REQUEST: Can you write out the whole listing exactly?

SUPPLIED INFORMATION:
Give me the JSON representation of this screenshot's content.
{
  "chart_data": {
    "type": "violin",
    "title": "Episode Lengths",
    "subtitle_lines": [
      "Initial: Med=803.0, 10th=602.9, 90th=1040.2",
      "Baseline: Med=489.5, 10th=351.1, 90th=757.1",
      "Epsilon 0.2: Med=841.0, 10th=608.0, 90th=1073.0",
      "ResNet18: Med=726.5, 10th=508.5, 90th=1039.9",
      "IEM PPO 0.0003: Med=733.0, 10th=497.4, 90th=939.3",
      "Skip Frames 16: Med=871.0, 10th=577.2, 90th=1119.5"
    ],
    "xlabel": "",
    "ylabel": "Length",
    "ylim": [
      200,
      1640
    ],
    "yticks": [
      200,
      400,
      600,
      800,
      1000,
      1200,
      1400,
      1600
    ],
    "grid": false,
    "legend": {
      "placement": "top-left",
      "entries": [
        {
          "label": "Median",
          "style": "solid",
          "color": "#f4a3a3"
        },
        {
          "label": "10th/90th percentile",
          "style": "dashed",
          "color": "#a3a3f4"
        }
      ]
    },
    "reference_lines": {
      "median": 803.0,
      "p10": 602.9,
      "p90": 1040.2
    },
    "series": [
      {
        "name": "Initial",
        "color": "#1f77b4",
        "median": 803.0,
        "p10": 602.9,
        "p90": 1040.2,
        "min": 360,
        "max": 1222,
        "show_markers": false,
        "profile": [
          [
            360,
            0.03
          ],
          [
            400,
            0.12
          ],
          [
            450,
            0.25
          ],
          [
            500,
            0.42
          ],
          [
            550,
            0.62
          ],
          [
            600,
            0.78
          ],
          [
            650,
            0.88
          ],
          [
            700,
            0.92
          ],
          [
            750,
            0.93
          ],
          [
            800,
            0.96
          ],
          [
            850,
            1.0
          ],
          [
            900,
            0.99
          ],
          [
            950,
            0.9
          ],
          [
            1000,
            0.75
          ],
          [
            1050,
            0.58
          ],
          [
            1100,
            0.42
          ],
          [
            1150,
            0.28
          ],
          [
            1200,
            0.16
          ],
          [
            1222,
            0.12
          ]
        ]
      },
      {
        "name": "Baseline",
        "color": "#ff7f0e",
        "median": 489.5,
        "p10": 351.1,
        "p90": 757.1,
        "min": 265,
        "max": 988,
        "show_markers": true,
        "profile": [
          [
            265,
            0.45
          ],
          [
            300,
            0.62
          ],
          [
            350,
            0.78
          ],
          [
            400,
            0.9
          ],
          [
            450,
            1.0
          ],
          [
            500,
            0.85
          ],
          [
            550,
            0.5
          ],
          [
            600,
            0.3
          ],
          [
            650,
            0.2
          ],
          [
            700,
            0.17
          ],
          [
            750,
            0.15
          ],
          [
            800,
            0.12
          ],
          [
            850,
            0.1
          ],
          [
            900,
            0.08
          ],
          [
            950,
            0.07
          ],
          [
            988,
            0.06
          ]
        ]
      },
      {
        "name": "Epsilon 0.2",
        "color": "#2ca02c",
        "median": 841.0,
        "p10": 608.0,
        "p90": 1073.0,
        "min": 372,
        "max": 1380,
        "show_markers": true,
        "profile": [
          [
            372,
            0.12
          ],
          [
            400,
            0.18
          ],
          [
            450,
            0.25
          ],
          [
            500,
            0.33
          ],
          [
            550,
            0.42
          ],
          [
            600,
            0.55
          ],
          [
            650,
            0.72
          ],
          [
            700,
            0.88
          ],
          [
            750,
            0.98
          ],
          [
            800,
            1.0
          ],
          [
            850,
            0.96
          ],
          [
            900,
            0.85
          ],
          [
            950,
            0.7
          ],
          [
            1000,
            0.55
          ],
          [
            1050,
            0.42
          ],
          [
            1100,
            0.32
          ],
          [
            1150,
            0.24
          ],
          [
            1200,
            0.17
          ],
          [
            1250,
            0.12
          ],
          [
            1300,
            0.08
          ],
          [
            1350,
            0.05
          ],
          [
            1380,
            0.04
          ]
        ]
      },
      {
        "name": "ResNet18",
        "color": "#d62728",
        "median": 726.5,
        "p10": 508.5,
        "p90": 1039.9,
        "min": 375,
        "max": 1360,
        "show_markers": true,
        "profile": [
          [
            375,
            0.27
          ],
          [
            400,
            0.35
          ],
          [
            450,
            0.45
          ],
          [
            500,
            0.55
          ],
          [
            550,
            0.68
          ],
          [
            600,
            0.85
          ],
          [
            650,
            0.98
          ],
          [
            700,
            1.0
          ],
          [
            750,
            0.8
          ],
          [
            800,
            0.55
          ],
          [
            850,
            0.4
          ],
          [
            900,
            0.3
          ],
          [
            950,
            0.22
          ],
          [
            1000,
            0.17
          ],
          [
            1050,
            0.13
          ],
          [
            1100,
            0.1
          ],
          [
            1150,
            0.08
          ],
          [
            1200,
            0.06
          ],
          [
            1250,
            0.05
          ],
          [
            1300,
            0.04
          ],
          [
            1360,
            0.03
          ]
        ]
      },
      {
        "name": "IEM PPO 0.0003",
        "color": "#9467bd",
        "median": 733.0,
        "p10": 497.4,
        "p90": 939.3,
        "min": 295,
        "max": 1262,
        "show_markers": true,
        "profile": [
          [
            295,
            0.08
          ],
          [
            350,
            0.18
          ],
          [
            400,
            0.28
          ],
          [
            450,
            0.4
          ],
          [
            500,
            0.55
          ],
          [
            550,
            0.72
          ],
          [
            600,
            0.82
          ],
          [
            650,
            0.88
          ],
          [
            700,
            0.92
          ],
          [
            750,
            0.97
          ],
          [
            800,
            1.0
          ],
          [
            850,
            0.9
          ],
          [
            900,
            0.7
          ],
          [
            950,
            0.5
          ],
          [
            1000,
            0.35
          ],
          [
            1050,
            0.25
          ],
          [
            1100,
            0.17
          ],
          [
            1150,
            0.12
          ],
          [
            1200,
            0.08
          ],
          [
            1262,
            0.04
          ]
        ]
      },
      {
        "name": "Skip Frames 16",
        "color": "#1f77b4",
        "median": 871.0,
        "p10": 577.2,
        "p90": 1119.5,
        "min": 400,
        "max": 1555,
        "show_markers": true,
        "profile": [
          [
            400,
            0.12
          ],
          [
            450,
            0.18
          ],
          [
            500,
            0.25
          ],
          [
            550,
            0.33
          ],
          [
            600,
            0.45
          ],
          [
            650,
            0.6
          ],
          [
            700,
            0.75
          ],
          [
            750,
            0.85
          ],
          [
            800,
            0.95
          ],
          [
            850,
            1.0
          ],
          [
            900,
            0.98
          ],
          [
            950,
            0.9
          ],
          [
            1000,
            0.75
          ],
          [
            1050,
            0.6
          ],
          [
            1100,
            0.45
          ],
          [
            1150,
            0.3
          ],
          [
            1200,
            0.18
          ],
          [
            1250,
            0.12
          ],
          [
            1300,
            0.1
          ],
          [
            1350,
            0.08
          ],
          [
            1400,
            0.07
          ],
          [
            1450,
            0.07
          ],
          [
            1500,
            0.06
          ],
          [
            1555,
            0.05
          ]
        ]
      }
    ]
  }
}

WORKED ANSWER:
Give me the JSON representation of this screenshot's content.
{
  "chart_data": {
    "type": "violin",
    "title": "Episode Lengths",
    "subtitle_lines": [
      "Initial: Med=803.0, 10th=602.9, 90th=1040.2",
      "Baseline: Med=489.5, 10th=351.1, 90th=757.1",
      "Epsilon 0.2: Med=841.0, 10th=608.0, 90th=1073.0",
      "ResNet18: Med=726.5, 10th=508.5, 90th=1039.9",
      "IEM PPO 0.0003: Med=733.0, 10th=497.4, 90th=939.3",
      "Skip Frames 16: Med=871.0, 10th=577.2, 90th=1119.5"
    ],
    "xlabel": "",
    "ylabel": "Length",
    "ylim": [
      200,
      1640
    ],
    "yticks": [
      200,
      400,
      600,
      800,
      1000,
      1200,
      1400,
      1600
    ],
    "grid": false,
    "legend": {
      "placement": "top-left",
      "entries": [
        {
          "label": "Median",
          "style": "solid",
          "color": "#f4a3a3"
        },
        {
          "label": "10th/90th percentile",
          "style": "dashed",
          "color": "#a3a3f4"
        }
      ]
    },
    "reference_lines": {
      "median": 803.0,
      "p10": 602.9,
      "p90": 1040.2
    },
    "series": [
      {
        "name": "Initial",
        "color": "#1f77b4",
        "median": 803.0,
        "p10": 602.9,
        "p90": 1040.2,
        "min": 360,
        "max": 1222,
        "show_markers": false,
        "profile": [
          [
            360,
            0.03
          ],
          [
            400,
            0.12
          ],
          [
            450,
            0.25
          ],
          [
            500,
            0.42
          ],
          [
            550,
            0.62
          ],
          [
            600,
            0.78
          ],
          [
            650,
            0.88
          ],
          [
            700,
            0.92
          ],
          [
            750,
            0.93
          ],
          [
            800,
            0.96
          ],
          [
            850,
            1.0
          ],
          [
            900,
            0.99
          ],
          [
            950,
            0.9
          ],
          [
            1000,
            0.75
          ],
          [
            1050,
            0.58
          ],
          [
            1100,
            0.42
          ],
          [
            1150,
            0.28
          ],
          [
            1200,
            0.16
          ],
          [
            1222,
            0.12
          ]
        ]
      },
      {
        "name": "Baseline",
        "color": "#ff7f0e",
        "median": 489.5,
        "p10": 351.1,
        "p90": 757.1,
        "min": 265,
        "max": 988,
        "show_markers": true,
        "profile": [
          [
            265,
            0.45
          ],
          [
            300,
            0.62
          ],
          [
            350,
            0.78
          ],
          [
            400,
            0.9
          ],
          [
            450,
            1.0
          ],
          [
            500,
            0.85
          ],
          [
            550,
            0.5
          ],
          [
            600,
            0.3
          ],
          [
            650,
            0.2
          ],
          [
            700,
            0.17
          ],
          [
            750,
            0.15
          ],
          [
            800,
            0.12
          ],
          [
            850,
            0.1
          ],
          [
            900,
            0.08
          ],
          [
            950,
            0.07
          ],
          [
            988,
            0.06
          ]
        ]
      },
      {
        "name": "Epsilon 0.2",
        "color": "#2ca02c",
        "median": 841.0,
        "p10": 608.0,
        "p90": 1073.0,
        "min": 372,
        "max": 1380,
        "show_markers": true,
        "profile": [
          [
            372,
            0.12
          ],
          [
            400,
            0.18
          ],
          [
            450,
            0.25
          ],
          [
            500,
            0.33
          ],
          [
            550,
            0.42
          ],
          [
            600,
            0.55
          ],
          [
            650,
            0.72
          ],
          [
            700,
            0.88
          ],
          [
            750,
            0.98
          ],
          [
            800,
            1.0
          ],
          [
            850,
            0.96
          ],
          [
            900,
            0.85
          ],
          [
            950,
            0.7
          ],
          [
            1000,
            0.55
          ],
          [
            1050,
            0.42
          ],
          [
            1100,
            0.32
          ],
          [
            1150,
            0.24
          ],
          [
            1200,
            0.17
          ],
          [
            1250,
            0.12
          ],
          [
            1300,
            0.08
          ],
          [
            1350,
            0.05
          ],
          [
            1380,
            0.04
          ]
        ]
      },
      {
        "name": "ResNet18",
        "color": "#d62728",
        "median": 726.5,
        "p10": 508.5,
        "p90": 1039.9,
        "min": 375,
        "max": 1360,
        "show_markers": true,
        "profile": [
          [
            375,
            0.27
          ],
          [
            400,
            0.35
          ],
          [
            450,
            0.45
          ],
          [
            500,
            0.55
          ],
          [
            550,
            0.68
          ],
          [
            600,
            0.85
          ],
          [
            650,
            0.98
          ],
          [
            700,
            1.0
          ],
          [
            750,
            0.8
          ],
          [
            800,
            0.55
          ],
          [
            850,
            0.4
          ],
          [
            900,
            0.3
          ],
          [
            950,
            0.22
          ],
          [
            1000,
            0.17
          ],
          [
            1050,
            0.13
          ],
          [
            1100,
            0.1
          ],
          [
            1150,
            0.08
          ],
          [
            1200,
            0.06
          ],
          [
            1250,
            0.05
          ],
          [
            1300,
            0.04
          ],
          [
            1360,
            0.03
          ]
        ]
      },
      {
        "name": "IEM PPO 0.0003",
        "color": "#9467bd",
        "median": 733.0,
        "p10": 497.4,
        "p90": 939.3,
        "min": 295,
        "max": 1262,
        "show_markers": true,
        "profile": [
          [
            295,
            0.08
          ],
          [
            350,
            0.18
          ],
          [
            400,
            0.28
          ],
          [
            450,
            0.4
          ],
          [
            500,
            0.55
          ],
          [
            550,
            0.72
          ],
          [
            600,
            0.82
          ],
          [
            650,
            0.88
          ],
          [
            700,
            0.92
          ],
          [
            750,
            0.97
          ],
          [
            800,
            1.0
          ],
          [
            850,
            0.9
          ],
          [
            900,
            0.7
          ],
          [
            950,
            0.5
          ],
          [
            1000,
            0.35
          ],
          [
            1050,
            0.25
          ],
          [
            1100,
            0.17
          ],
          [
            1150,
            0.12
          ],
          [
            1200,
            0.08
          ],
          [
            1262,
            0.04
          ]
        ]
      },
      {
        "name": "Skip Frames 16",
        "color": "#1f77b4",
        "median": 871.0,
        "p10": 577.2,
        "p90": 1119.5,
        "min": 400,
        "max": 1555,
        "show_markers": true,
        "profile": [
          [
            400,
            0.12
          ],
          [
            450,
            0.18
          ],
          [
            500,
            0.25
          ],
          [
            550,
            0.33
          ],
          [
            600,
            0.45
          ],
          [
            650,
            0.6
          ],
          [
            700,
            0.75
          ],
          [
            750,
            0.85
          ],
          [
            800,
            0.95
          ],
          [
            850,
            1.0
          ],
          [
            900,
            0.98
          ],
          [
            950,
            0.9
          ],
          [
            1000,
            0.75
          ],
          [
            1050,
            0.6
          ],
          [
            1100,
            0.45
          ],
          [
            1150,
            0.3
          ],
          [
            1200,
            0.18
          ],
          [
            1250,
            0.12
          ],
          [
            1300,
            0.1
          ],
          [
            1350,
            0.08
          ],
          [
            1400,
            0.07
          ],
          [
            1450,
            0.07
          ],
          [
            1500,
            0.06
          ],
          [
            1555,
            0.05
          ]
        ]
      }
    ]
  }
}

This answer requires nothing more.